▶ INSTRUCTIONS FOR THE TASK:
Determine how many lines of the entries contain "installer". Reply with that number alone.

==== GIVEN DATA

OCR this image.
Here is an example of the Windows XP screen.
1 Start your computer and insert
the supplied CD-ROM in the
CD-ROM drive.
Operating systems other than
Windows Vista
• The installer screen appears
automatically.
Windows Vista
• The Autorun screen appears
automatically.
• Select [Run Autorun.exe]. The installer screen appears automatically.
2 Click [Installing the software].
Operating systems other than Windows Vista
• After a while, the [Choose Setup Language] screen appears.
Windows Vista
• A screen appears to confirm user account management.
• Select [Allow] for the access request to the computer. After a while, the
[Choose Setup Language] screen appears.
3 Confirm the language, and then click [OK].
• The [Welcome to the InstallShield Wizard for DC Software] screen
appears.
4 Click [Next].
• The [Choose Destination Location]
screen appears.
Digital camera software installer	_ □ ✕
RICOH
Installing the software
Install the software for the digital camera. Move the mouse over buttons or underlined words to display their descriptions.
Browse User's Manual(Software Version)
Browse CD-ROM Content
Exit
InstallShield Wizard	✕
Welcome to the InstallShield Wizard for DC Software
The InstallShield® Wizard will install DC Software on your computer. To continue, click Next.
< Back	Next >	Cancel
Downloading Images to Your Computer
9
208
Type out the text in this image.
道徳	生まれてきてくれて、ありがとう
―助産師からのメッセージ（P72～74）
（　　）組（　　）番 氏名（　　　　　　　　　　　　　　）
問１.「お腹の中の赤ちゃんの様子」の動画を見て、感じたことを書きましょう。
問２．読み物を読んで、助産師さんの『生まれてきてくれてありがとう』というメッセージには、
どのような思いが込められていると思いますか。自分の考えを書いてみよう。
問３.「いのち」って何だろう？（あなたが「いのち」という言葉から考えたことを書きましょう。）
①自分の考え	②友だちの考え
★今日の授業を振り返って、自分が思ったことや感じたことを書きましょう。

========

▶ RESPONSE TO THIS EXERCISE:
3